**GIVEN ENTRIES:**
+++++
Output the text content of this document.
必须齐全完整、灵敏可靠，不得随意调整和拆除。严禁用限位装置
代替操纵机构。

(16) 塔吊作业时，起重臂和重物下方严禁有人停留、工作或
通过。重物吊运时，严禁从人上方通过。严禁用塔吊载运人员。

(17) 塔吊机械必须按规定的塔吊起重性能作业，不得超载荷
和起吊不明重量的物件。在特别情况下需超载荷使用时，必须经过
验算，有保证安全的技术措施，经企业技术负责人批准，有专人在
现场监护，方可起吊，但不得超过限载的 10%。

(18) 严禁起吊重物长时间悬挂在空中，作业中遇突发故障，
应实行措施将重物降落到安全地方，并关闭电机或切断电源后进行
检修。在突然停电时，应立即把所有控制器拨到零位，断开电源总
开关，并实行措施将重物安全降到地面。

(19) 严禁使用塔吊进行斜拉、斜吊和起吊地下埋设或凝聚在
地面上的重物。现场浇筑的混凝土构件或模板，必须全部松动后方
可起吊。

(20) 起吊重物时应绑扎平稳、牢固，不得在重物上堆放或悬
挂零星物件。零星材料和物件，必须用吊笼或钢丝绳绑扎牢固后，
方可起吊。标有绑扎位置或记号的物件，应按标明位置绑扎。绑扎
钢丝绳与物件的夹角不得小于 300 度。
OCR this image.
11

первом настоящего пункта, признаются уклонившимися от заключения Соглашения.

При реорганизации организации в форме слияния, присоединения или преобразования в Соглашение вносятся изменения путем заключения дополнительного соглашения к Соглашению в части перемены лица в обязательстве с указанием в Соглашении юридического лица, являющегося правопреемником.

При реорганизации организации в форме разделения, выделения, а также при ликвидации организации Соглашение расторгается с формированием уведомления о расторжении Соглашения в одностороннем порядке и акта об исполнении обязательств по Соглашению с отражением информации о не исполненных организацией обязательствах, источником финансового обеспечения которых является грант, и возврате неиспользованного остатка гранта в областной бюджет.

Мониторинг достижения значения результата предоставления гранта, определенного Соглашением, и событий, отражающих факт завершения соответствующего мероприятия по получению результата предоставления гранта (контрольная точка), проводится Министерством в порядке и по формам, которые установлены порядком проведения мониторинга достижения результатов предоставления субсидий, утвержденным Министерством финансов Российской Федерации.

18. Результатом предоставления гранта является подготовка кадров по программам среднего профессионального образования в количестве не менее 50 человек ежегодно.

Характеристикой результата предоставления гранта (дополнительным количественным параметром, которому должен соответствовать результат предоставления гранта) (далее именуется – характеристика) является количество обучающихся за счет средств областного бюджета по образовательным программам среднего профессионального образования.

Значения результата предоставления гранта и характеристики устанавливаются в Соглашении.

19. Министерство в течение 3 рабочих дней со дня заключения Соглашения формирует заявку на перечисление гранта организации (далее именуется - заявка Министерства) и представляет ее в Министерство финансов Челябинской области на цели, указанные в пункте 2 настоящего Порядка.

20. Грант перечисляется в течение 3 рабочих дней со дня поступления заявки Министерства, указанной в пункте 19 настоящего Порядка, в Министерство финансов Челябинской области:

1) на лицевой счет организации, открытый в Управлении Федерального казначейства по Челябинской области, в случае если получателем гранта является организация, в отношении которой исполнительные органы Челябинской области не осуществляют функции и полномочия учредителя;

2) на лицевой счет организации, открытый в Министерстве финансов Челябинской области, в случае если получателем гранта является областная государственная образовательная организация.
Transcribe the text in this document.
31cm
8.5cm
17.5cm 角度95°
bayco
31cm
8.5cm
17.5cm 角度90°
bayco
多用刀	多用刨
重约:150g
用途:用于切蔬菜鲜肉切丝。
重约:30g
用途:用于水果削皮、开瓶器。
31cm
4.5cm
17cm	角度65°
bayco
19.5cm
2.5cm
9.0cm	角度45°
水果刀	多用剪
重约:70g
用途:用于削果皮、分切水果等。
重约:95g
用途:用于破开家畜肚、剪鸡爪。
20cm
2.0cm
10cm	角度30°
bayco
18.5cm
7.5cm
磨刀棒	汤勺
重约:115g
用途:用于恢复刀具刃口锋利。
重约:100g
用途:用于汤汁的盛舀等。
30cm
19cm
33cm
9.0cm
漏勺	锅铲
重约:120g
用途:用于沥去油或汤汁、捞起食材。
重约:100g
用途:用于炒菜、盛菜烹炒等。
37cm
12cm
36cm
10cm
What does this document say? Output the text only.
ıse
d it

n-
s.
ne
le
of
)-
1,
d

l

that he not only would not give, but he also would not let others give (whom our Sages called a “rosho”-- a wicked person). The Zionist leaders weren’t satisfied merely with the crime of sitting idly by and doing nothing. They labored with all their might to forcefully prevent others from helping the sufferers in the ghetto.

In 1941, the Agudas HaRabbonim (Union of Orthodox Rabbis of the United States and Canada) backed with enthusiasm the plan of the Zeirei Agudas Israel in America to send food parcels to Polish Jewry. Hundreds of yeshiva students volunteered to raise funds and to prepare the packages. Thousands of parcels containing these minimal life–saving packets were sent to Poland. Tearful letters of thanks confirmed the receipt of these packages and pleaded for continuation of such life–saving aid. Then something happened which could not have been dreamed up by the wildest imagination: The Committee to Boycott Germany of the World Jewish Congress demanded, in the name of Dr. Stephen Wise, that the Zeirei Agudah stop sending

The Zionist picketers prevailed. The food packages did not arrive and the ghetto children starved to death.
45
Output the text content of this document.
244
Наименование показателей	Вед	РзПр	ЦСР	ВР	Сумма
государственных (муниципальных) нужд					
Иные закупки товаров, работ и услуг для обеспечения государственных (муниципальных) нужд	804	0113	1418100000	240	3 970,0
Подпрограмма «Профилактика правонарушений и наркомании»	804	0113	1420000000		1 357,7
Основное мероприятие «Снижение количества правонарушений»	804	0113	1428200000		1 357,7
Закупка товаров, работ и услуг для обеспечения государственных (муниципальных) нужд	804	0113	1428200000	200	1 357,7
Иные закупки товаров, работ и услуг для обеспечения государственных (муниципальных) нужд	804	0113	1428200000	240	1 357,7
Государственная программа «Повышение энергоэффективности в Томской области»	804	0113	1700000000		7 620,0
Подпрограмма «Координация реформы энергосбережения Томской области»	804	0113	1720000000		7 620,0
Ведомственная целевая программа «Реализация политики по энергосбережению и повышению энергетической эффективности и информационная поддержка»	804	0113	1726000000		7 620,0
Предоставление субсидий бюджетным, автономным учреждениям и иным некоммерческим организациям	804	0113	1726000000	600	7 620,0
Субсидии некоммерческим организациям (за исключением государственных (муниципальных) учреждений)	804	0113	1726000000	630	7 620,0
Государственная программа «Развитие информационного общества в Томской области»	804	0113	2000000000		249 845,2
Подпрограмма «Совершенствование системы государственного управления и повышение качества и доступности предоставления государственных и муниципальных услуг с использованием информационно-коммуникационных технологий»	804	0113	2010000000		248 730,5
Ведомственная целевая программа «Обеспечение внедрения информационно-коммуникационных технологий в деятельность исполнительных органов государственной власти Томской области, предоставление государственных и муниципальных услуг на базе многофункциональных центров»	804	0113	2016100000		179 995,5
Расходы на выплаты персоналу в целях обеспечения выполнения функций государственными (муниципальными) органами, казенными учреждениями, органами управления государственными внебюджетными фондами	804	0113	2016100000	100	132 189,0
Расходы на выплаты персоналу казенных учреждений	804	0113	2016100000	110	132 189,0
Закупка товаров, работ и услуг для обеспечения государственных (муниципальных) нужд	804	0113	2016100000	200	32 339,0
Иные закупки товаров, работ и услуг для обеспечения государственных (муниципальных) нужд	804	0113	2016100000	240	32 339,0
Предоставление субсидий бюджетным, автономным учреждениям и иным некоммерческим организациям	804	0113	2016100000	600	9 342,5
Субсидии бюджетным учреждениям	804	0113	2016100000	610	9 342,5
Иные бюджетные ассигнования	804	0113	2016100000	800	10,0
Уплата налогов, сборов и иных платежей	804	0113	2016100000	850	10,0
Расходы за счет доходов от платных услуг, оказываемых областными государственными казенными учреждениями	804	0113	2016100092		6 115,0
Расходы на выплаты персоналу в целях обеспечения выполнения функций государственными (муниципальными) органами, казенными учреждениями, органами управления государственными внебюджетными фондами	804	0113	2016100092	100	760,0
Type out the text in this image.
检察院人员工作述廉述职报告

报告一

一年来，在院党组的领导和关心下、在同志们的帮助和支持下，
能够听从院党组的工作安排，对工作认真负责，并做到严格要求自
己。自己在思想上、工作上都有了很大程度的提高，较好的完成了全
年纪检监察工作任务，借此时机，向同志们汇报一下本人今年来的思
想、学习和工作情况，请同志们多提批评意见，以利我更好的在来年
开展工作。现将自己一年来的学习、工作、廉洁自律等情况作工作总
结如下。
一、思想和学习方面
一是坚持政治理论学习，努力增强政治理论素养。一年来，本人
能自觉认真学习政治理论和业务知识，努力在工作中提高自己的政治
+++++
**WORK TO COMPLETE:** Filter the records for lines holding the string "Zionist". Copy each one.

**COMPLETE OUTPUT:**
that he not only would not give, but he also would not let others give (whom our Sages called a “rosho”-- a wicked person). The Zionist leaders weren’t satisfied merely with the crime of sitting idly by and doing nothing. They labored with all their might to forcefully prevent others from helping the sufferers in the ghetto.
The Zionist picketers prevailed. The food packages did not arrive and the ghetto children starved to death.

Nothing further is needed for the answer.